DO THIS: Spot each line in the records below where the word "watermark" occurs, then copy it.
[start ENTRIES]
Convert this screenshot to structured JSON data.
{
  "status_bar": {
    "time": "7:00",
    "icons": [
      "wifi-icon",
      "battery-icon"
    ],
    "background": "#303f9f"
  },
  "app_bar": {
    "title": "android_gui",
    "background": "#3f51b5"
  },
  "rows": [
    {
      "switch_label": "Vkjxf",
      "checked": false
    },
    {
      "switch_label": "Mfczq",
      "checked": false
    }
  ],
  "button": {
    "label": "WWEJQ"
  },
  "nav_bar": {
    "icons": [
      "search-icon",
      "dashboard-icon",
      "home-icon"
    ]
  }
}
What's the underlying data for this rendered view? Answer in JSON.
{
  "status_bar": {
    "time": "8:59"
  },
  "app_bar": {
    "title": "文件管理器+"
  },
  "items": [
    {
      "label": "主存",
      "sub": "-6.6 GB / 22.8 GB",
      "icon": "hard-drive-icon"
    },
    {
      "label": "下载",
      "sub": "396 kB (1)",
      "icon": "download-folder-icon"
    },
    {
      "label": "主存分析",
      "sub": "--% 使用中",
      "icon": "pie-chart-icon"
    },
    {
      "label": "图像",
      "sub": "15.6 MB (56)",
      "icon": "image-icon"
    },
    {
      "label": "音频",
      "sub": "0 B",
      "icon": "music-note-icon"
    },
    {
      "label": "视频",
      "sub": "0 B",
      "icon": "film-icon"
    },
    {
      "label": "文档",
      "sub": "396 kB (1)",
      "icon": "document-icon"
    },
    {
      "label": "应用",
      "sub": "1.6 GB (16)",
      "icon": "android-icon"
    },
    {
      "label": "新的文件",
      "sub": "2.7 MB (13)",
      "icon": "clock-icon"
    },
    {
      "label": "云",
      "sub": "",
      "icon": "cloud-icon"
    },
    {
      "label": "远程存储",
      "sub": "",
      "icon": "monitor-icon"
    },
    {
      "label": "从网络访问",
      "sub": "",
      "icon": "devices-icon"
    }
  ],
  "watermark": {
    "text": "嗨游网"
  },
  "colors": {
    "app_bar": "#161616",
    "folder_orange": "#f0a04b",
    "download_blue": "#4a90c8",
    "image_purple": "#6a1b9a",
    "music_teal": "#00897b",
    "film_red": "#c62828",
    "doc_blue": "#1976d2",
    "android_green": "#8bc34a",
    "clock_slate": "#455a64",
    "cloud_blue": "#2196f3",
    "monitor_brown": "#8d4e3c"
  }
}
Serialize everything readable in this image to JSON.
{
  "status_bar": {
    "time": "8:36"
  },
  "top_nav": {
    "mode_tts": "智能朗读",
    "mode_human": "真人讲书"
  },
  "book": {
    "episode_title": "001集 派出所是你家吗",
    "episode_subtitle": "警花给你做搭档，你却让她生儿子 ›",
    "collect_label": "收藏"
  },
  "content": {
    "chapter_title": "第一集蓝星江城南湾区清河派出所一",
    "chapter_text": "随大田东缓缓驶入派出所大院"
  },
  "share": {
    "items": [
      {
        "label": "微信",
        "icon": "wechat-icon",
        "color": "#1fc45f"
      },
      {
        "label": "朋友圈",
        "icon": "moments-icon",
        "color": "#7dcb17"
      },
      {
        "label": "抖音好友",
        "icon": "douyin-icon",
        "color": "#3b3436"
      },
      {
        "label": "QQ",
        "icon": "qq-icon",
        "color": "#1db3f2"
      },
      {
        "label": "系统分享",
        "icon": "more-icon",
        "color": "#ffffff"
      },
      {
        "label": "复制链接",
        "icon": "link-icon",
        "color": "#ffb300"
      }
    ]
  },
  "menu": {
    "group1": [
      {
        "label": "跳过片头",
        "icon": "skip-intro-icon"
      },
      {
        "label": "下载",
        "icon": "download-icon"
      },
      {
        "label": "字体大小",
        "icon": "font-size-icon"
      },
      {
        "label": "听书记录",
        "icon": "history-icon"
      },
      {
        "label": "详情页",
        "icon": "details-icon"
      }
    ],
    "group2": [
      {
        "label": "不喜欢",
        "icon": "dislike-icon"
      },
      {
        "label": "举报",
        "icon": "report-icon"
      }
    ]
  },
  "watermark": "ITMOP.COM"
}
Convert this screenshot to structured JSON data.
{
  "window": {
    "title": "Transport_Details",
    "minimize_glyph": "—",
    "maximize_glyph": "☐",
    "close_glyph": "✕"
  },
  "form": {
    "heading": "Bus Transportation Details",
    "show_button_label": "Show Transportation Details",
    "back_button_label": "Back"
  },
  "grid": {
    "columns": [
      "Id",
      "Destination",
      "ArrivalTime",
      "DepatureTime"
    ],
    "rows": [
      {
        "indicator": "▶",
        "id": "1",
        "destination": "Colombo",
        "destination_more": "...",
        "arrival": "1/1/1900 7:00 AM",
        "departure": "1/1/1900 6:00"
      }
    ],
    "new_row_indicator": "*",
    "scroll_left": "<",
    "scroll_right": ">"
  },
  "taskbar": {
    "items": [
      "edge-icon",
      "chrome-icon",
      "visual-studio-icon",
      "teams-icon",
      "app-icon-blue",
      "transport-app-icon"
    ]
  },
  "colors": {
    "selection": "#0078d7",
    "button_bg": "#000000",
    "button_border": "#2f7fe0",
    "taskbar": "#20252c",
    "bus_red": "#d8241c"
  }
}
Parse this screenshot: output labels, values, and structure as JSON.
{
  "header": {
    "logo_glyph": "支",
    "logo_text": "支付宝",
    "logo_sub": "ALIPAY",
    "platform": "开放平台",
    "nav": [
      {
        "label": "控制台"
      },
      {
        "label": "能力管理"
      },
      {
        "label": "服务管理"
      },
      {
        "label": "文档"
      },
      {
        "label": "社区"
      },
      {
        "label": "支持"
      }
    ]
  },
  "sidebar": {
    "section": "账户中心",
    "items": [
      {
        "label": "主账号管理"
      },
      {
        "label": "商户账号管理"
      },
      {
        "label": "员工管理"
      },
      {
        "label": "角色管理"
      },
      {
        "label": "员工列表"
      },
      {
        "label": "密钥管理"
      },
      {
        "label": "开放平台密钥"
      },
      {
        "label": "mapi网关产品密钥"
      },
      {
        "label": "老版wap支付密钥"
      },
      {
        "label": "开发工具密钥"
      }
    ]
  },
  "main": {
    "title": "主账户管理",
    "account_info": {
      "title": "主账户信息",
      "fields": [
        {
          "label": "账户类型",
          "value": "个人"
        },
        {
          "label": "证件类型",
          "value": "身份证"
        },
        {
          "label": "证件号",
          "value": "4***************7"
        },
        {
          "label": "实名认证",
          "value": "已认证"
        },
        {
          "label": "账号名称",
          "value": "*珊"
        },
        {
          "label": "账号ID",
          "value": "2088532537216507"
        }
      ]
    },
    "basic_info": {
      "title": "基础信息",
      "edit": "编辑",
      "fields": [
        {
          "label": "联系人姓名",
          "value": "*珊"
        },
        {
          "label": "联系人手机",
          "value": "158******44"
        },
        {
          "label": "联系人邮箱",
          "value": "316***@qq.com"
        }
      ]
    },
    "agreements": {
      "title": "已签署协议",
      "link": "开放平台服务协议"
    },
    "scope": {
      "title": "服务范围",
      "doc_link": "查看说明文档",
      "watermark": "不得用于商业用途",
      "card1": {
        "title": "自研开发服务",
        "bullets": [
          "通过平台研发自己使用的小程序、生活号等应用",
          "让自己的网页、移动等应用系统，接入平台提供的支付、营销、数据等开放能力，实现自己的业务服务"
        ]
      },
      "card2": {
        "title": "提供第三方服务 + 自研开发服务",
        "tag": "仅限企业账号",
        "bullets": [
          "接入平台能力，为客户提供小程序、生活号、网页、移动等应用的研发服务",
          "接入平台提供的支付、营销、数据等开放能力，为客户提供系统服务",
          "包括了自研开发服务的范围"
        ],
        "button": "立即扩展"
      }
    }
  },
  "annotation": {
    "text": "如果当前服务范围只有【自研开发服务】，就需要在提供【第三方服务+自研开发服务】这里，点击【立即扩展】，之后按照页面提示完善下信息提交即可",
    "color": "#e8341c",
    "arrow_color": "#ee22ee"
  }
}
[end ENTRIES]
RESULT:
  "watermark": {
  "watermark": "ITMOP.COM"
      "watermark": "不得用于商业用途",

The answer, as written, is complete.